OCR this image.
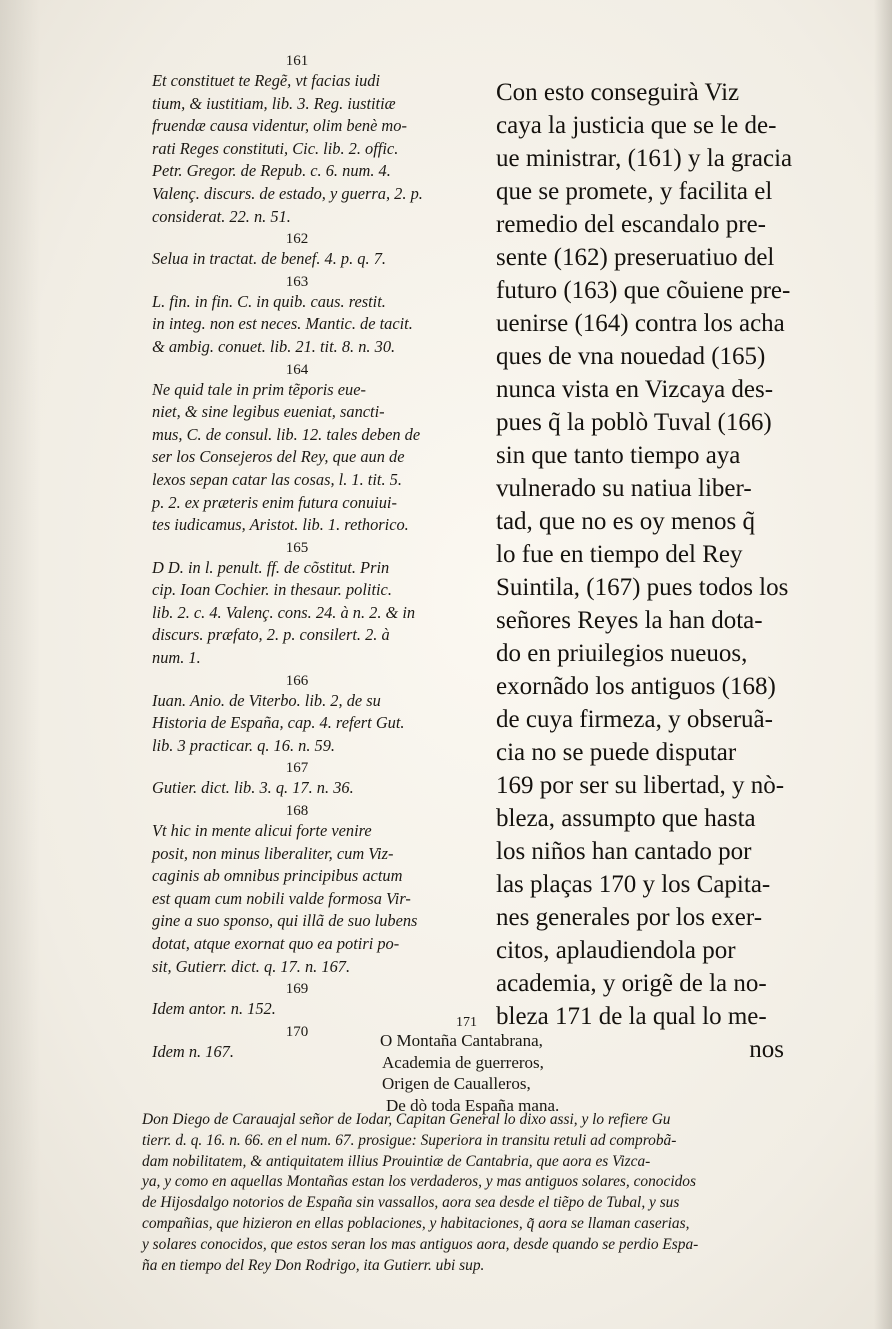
161
Et constituet te Regẽ, vt facias iudi
tium, & iustitiam, lib. 3. Reg. iustitiæ
fruendæ causa videntur, olim benè mo-
rati Reges constituti, Cic. lib. 2. offic.
Petr. Gregor. de Repub. c. 6. num. 4.
Valenç. discurs. de estado, y guerra, 2. p.
considerat. 22. n. 51.
162
Selua in tractat. de benef. 4. p. q. 7.
163
L. fin. in fin. C. in quib. caus. restit.
in integ. non est neces. Mantic. de tacit.
& ambig. conuet. lib. 21. tit. 8. n. 30.
164
Ne quid tale in prim tẽporis eue-
niet, & sine legibus eueniat, sancti-
mus, C. de consul. lib. 12. tales deben de
ser los Consejeros del Rey, que aun de
lexos sepan catar las cosas, l. 1. tit. 5.
p. 2. ex præteris enim futura conuiui-
tes iudicamus, Aristot. lib. 1. rethorico.
165
D D. in l. penult. ff. de cõstitut. Prin
cip. Ioan Cochier. in thesaur. politic.
lib. 2. c. 4. Valenç. cons. 24. à n. 2. & in
discurs. præfato, 2. p. consilert. 2. à
num. 1.
166
Iuan. Anio. de Viterbo. lib. 2, de su
Historia de España, cap. 4. refert Gut.
lib. 3 practicar. q. 16. n. 59.
167
Gutier. dict. lib. 3. q. 17. n. 36.
168
Vt hic in mente alicui forte venire
posit, non minus liberaliter, cum Viz-
caginis ab omnibus principibus actum
est quam cum nobili valde formosa Vir-
gine a suo sponso, qui illã de suo lubens
dotat, atque exornat quo ea potiri po-
sit, Gutierr. dict. q. 17. n. 167.
169
Idem antor. n. 152.
170
Idem n. 167.
Con esto conseguirà Viz
caya la justicia que se le de-
ue ministrar, (161) y la gracia
que se promete, y facilita el
remedio del escandalo pre-
sente (162) preseruatiuo del
futuro (163) que cõuiene pre-
uenirse (164) contra los acha
ques de vna nouedad (165)
nunca vista en Vizcaya des-
pues q̃ la poblò Tuval (166)
sin que tanto tiempo aya
vulnerado su natiua liber-
tad, que no es oy menos q̃
lo fue en tiempo del Rey
Suintila, (167) pues todos los
señores Reyes la han dota-
do en priuilegios nueuos,
exornãdo los antiguos (168)
de cuya firmeza, y obseruã-
cia no se puede disputar
169 por ser su libertad, y nò-
bleza, assumpto que hasta
los niños han cantado por
las plaças 170 y los Capita-
nes generales por los exer-
citos, aplaudiendola por
academia, y origẽ de la no-
bleza 171 de la qual lo me-
nos
171
O Montaña Cantabrana,
Academia de guerreros,
Origen de Caualleros,
De dò toda España mana.
Don Diego de Carauajal señor de Iodar, Capitan General lo dixo assi, y lo refiere Gu
tierr. d. q. 16. n. 66. en el num. 67. prosigue: Superiora in transitu retuli ad comprobã-
dam nobilitatem, & antiquitatem illius Prouintiæ de Cantabria, que aora es Vizca-
ya, y como en aquellas Montañas estan los verdaderos, y mas antiguos solares, conocidos
de Hijosdalgo notorios de España sin vassallos, aora sea desde el tiẽpo de Tubal, y sus
compañias, que hizieron en ellas poblaciones, y habitaciones, q̃ aora se llaman caserias,
y solares conocidos, que estos seran los mas antiguos aora, desde quando se perdio Espa-
ña en tiempo del Rey Don Rodrigo, ita Gutierr. ubi sup.
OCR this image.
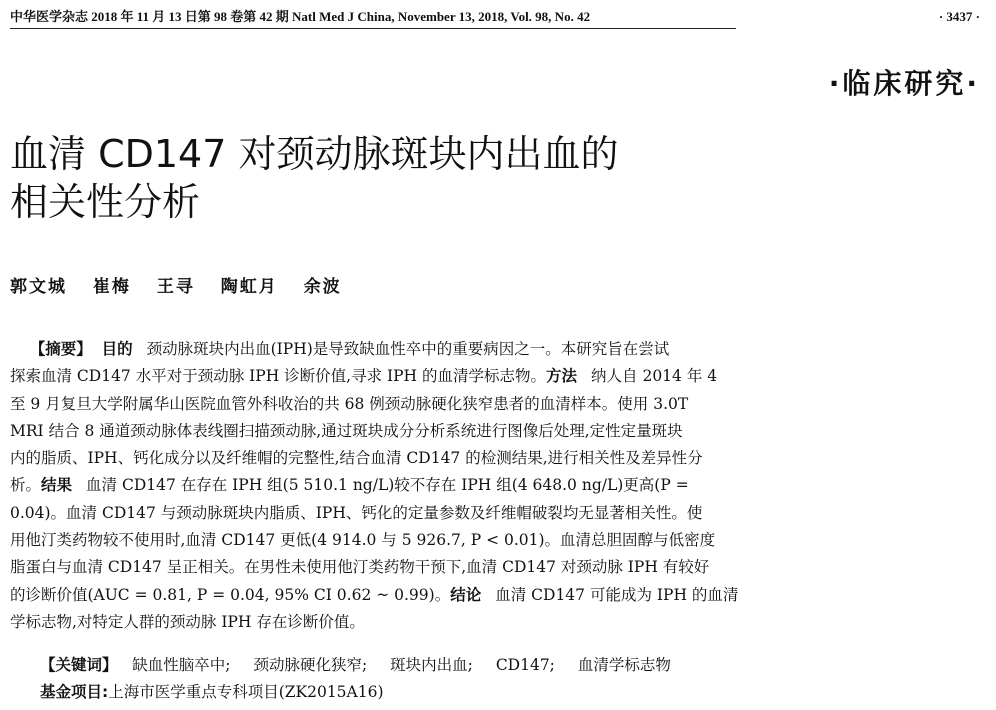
中华医学杂志 2018 年 11 月 13 日第 98 卷第 42 期 Natl Med J China, November 13, 2018, Vol. 98, No. 42	· 3437 ·
·临床研究·
血清 CD147 对颈动脉斑块内出血的
相关性分析
郭文城 崔梅 王寻 陶虹月 余波
【摘要】 目的 颈动脉斑块内出血(IPH)是导致缺血性卒中的重要病因之一。本研究旨在尝试
探索血清 CD147 水平对于颈动脉 IPH 诊断价值,寻求 IPH 的血清学标志物。方法 纳人自 2014 年 4
至 9 月复旦大学附属华山医院血管外科收治的共 68 例颈动脉硬化狭窄患者的血清样本。使用 3.0T
MRI 结合 8 通道颈动脉体表线圈扫描颈动脉,通过斑块成分分析系统进行图像后处理,定性定量斑块
内的脂质、IPH、钙化成分以及纤维帽的完整性,结合血清 CD147 的检测结果,进行相关性及差异性分
析。结果 血清 CD147 在存在 IPH 组(5 510.1 ng/L)较不存在 IPH 组(4 648.0 ng/L)更高(P =
0.04)。血清 CD147 与颈动脉斑块内脂质、IPH、钙化的定量参数及纤维帽破裂均无显著相关性。使
用他汀类药物较不使用时,血清 CD147 更低(4 914.0 与 5 926.7, P < 0.01)。血清总胆固醇与低密度
脂蛋白与血清 CD147 呈正相关。在男性未使用他汀类药物干预下,血清 CD147 对颈动脉 IPH 有较好
的诊断价值(AUC = 0.81, P = 0.04, 95% CI 0.62 ~ 0.99)。结论 血清 CD147 可能成为 IPH 的血清
学标志物,对特定人群的颈动脉 IPH 存在诊断价值。
【关键词】 缺血性脑卒中; 颈动脉硬化狭窄; 斑块内出血; CD147; 血清学标志物
基金项目:上海市医学重点专科项目(ZK2015A16)
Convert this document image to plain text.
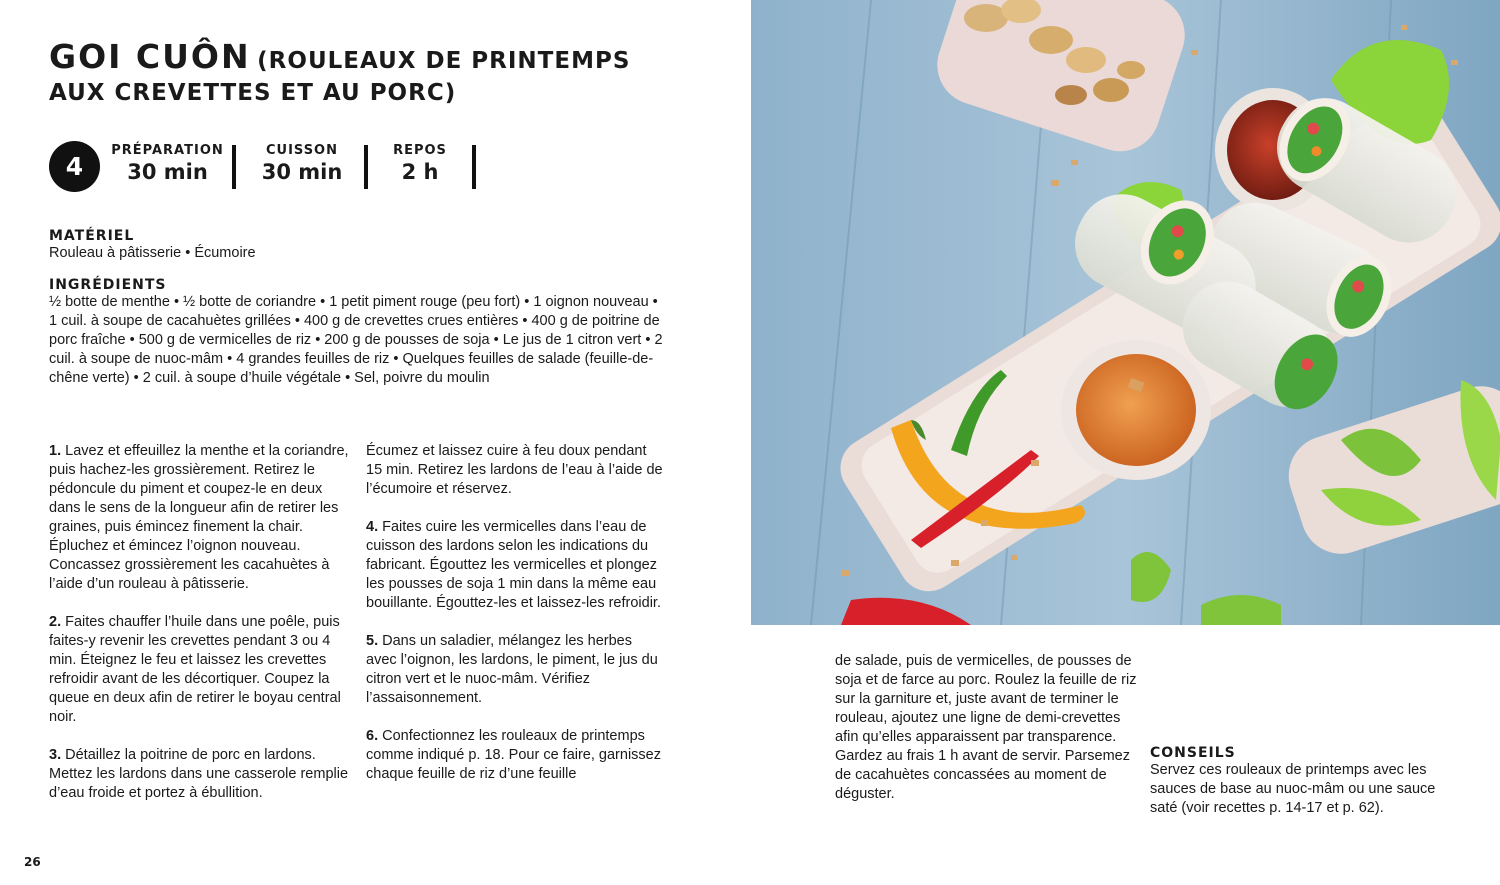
GOI CUÔN (ROULEAUX DE PRINTEMPS AUX CREVETTES ET AU PORC)
4
PRÉPARATION
30 min
CUISSON
30 min
REPOS
2 h
MATÉRIEL
Rouleau à pâtisserie • Écumoire
INGRÉDIENTS
½ botte de menthe • ½ botte de coriandre • 1 petit piment rouge (peu fort) • 1 oignon nouveau • 1 cuil. à soupe de cacahuètes grillées • 400 g de crevettes crues entières • 400 g de poitrine de porc fraîche • 500 g de vermicelles de riz • 200 g de pousses de soja • Le jus de 1 citron vert • 2 cuil. à soupe de nuoc-mâm • 4 grandes feuilles de riz • Quelques feuilles de salade (feuille-de-chêne verte) • 2 cuil. à soupe d’huile végétale • Sel, poivre du moulin

1. Lavez et effeuillez la menthe et la coriandre, puis hachez-les grossièrement. Retirez le pédoncule du piment et coupez-le en deux dans le sens de la longueur afin de retirer les graines, puis émincez finement la chair. Épluchez et émincez l’oignon nouveau. Concassez grossièrement les cacahuètes à l’aide d’un rouleau à pâtisserie.

2. Faites chauffer l’huile dans une poêle, puis faites-y revenir les crevettes pendant 3 ou 4 min. Éteignez le feu et laissez les crevettes refroidir avant de les décortiquer. Coupez la queue en deux afin de retirer le boyau central noir.

3. Détaillez la poitrine de porc en lardons. Mettez les lardons dans une casserole remplie d’eau froide et portez à ébullition.

Écumez et laissez cuire à feu doux pendant 15 min. Retirez les lardons de l’eau à l’aide de l’écumoire et réservez.

4. Faites cuire les vermicelles dans l’eau de cuisson des lardons selon les indications du fabricant. Égouttez les vermicelles et plongez les pousses de soja 1 min dans la même eau bouillante. Égouttez-les et laissez-les refroidir.

5. Dans un saladier, mélangez les herbes avec l’oignon, les lardons, le piment, le jus du citron vert et le nuoc-mâm. Vérifiez l’assaisonnement.

6. Confectionnez les rouleaux de printemps comme indiqué p. 18. Pour ce faire, garnissez chaque feuille de riz d’une feuille

de salade, puis de vermicelles, de pousses de soja et de farce au porc. Roulez la feuille de riz sur la garniture et, juste avant de terminer le rouleau, ajoutez une ligne de demi-crevettes afin qu’elles apparaissent par transparence. Gardez au frais 1 h avant de servir. Parsemez de cacahuètes concassées au moment de déguster.

CONSEILS
Servez ces rouleaux de printemps avec les sauces de base au nuoc-mâm ou une sauce saté (voir recettes p. 14-17 et p. 62).
26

_Required task_
Exclude the pictures and transcribe all of the entries exactly.

_Correct answer_
OCR this image.
161
Et constituet te Regẽ, vt facias iudi
tium, & iustitiam, lib. 3. Reg. iustitiæ
fruendæ causa videntur, olim benè mo-
rati Reges constituti, Cic. lib. 2. offic.
Petr. Gregor. de Repub. c. 6. num. 4.
Valenç. discurs. de estado, y guerra, 2. p.
considerat. 22. n. 51.
162
Selua in tractat. de benef. 4. p. q. 7.
163
L. fin. in fin. C. in quib. caus. restit.
in integ. non est neces. Mantic. de tacit.
& ambig. conuet. lib. 21. tit. 8. n. 30.
164
Ne quid tale in prim tẽporis eue-
niet, & sine legibus eueniat, sancti-
mus, C. de consul. lib. 12. tales deben de
ser los Consejeros del Rey, que aun de
lexos sepan catar las cosas, l. 1. tit. 5.
p. 2. ex præteris enim futura conuiui-
tes iudicamus, Aristot. lib. 1. rethorico.
165
D D. in l. penult. ff. de cõstitut. Prin
cip. Ioan Cochier. in thesaur. politic.
lib. 2. c. 4. Valenç. cons. 24. à n. 2. & in
discurs. præfato, 2. p. consilert. 2. à
num. 1.
166
Iuan. Anio. de Viterbo. lib. 2, de su
Historia de España, cap. 4. refert Gut.
lib. 3 practicar. q. 16. n. 59.
167
Gutier. dict. lib. 3. q. 17. n. 36.
168
Vt hic in mente alicui forte venire
posit, non minus liberaliter, cum Viz-
caginis ab omnibus principibus actum
est quam cum nobili valde formosa Vir-
gine a suo sponso, qui illã de suo lubens
dotat, atque exornat quo ea potiri po-
sit, Gutierr. dict. q. 17. n. 167.
169
Idem antor. n. 152.
170
Idem n. 167.
Con esto conseguirà Viz
caya la justicia que se le de-
ue ministrar, (161) y la gracia
que se promete, y facilita el
remedio del escandalo pre-
sente (162) preseruatiuo del
futuro (163) que cõuiene pre-
uenirse (164) contra los acha
ques de vna nouedad (165)
nunca vista en Vizcaya des-
pues q̃ la poblò Tuval (166)
sin que tanto tiempo aya
vulnerado su natiua liber-
tad, que no es oy menos q̃
lo fue en tiempo del Rey
Suintila, (167) pues todos los
señores Reyes la han dota-
do en priuilegios nueuos,
exornãdo los antiguos (168)
de cuya firmeza, y obseruã-
cia no se puede disputar
169 por ser su libertad, y nò-
bleza, assumpto que hasta
los niños han cantado por
las plaças 170 y los Capita-
nes generales por los exer-
citos, aplaudiendola por
academia, y origẽ de la no-
bleza 171 de la qual lo me-
nos
171
O Montaña Cantabrana,
Academia de guerreros,
Origen de Caualleros,
De dò toda España mana.
Don Diego de Carauajal señor de Iodar, Capitan General lo dixo assi, y lo refiere Gu
tierr. d. q. 16. n. 66. en el num. 67. prosigue: Superiora in transitu retuli ad comprobã-
dam nobilitatem, & antiquitatem illius Prouintiæ de Cantabria, que aora es Vizca-
ya, y como en aquellas Montañas estan los verdaderos, y mas antiguos solares, conocidos
de Hijosdalgo notorios de España sin vassallos, aora sea desde el tiẽpo de Tubal, y sus
compañias, que hizieron en ellas poblaciones, y habitaciones, q̃ aora se llaman caserias,
y solares conocidos, que estos seran los mas antiguos aora, desde quando se perdio Espa-
ña en tiempo del Rey Don Rodrigo, ita Gutierr. ubi sup.
OCR this image.
中华医学杂志 2018 年 11 月 13 日第 98 卷第 42 期 Natl Med J China, November 13, 2018, Vol. 98, No. 42	· 3437 ·
·临床研究·
血清 CD147 对颈动脉斑块内出血的
相关性分析
郭文城 崔梅 王寻 陶虹月 余波
【摘要】 目的 颈动脉斑块内出血(IPH)是导致缺血性卒中的重要病因之一。本研究旨在尝试
探索血清 CD147 水平对于颈动脉 IPH 诊断价值,寻求 IPH 的血清学标志物。方法 纳人自 2014 年 4
至 9 月复旦大学附属华山医院血管外科收治的共 68 例颈动脉硬化狭窄患者的血清样本。使用 3.0T
MRI 结合 8 通道颈动脉体表线圈扫描颈动脉,通过斑块成分分析系统进行图像后处理,定性定量斑块
内的脂质、IPH、钙化成分以及纤维帽的完整性,结合血清 CD147 的检测结果,进行相关性及差异性分
析。结果 血清 CD147 在存在 IPH 组(5 510.1 ng/L)较不存在 IPH 组(4 648.0 ng/L)更高(P =
0.04)。血清 CD147 与颈动脉斑块内脂质、IPH、钙化的定量参数及纤维帽破裂均无显著相关性。使
用他汀类药物较不使用时,血清 CD147 更低(4 914.0 与 5 926.7, P < 0.01)。血清总胆固醇与低密度
脂蛋白与血清 CD147 呈正相关。在男性未使用他汀类药物干预下,血清 CD147 对颈动脉 IPH 有较好
的诊断价值(AUC = 0.81, P = 0.04, 95% CI 0.62 ~ 0.99)。结论 血清 CD147 可能成为 IPH 的血清
学标志物,对特定人群的颈动脉 IPH 存在诊断价值。
【关键词】 缺血性脑卒中; 颈动脉硬化狭窄; 斑块内出血; CD147; 血清学标志物
基金项目:上海市医学重点专科项目(ZK2015A16)
Convert this document image to plain text.
GOI CUÔN (ROULEAUX DE PRINTEMPS AUX CREVETTES ET AU PORC)
4
PRÉPARATION
30 min
CUISSON
30 min
REPOS
2 h
MATÉRIEL
Rouleau à pâtisserie • Écumoire
INGRÉDIENTS
½ botte de menthe • ½ botte de coriandre • 1 petit piment rouge (peu fort) • 1 oignon nouveau • 1 cuil. à soupe de cacahuètes grillées • 400 g de crevettes crues entières • 400 g de poitrine de porc fraîche • 500 g de vermicelles de riz • 200 g de pousses de soja • Le jus de 1 citron vert • 2 cuil. à soupe de nuoc-mâm • 4 grandes feuilles de riz • Quelques feuilles de salade (feuille-de-chêne verte) • 2 cuil. à soupe d’huile végétale • Sel, poivre du moulin

1. Lavez et effeuillez la menthe et la coriandre, puis hachez-les grossièrement. Retirez le pédoncule du piment et coupez-le en deux dans le sens de la longueur afin de retirer les graines, puis émincez finement la chair. Épluchez et émincez l’oignon nouveau. Concassez grossièrement les cacahuètes à l’aide d’un rouleau à pâtisserie.

2. Faites chauffer l’huile dans une poêle, puis faites-y revenir les crevettes pendant 3 ou 4 min. Éteignez le feu et laissez les crevettes refroidir avant de les décortiquer. Coupez la queue en deux afin de retirer le boyau central noir.

3. Détaillez la poitrine de porc en lardons. Mettez les lardons dans une casserole remplie d’eau froide et portez à ébullition.

Écumez et laissez cuire à feu doux pendant 15 min. Retirez les lardons de l’eau à l’aide de l’écumoire et réservez.

4. Faites cuire les vermicelles dans l’eau de cuisson des lardons selon les indications du fabricant. Égouttez les vermicelles et plongez les pousses de soja 1 min dans la même eau bouillante. Égouttez-les et laissez-les refroidir.

5. Dans un saladier, mélangez les herbes avec l’oignon, les lardons, le piment, le jus du citron vert et le nuoc-mâm. Vérifiez l’assaisonnement.

6. Confectionnez les rouleaux de printemps comme indiqué p. 18. Pour ce faire, garnissez chaque feuille de riz d’une feuille

de salade, puis de vermicelles, de pousses de soja et de farce au porc. Roulez la feuille de riz sur la garniture et, juste avant de terminer le rouleau, ajoutez une ligne de demi-crevettes afin qu’elles apparaissent par transparence. Gardez au frais 1 h avant de servir. Parsemez de cacahuètes concassées au moment de déguster.

CONSEILS
Servez ces rouleaux de printemps avec les sauces de base au nuoc-mâm ou une sauce saté (voir recettes p. 14-17 et p. 62).
26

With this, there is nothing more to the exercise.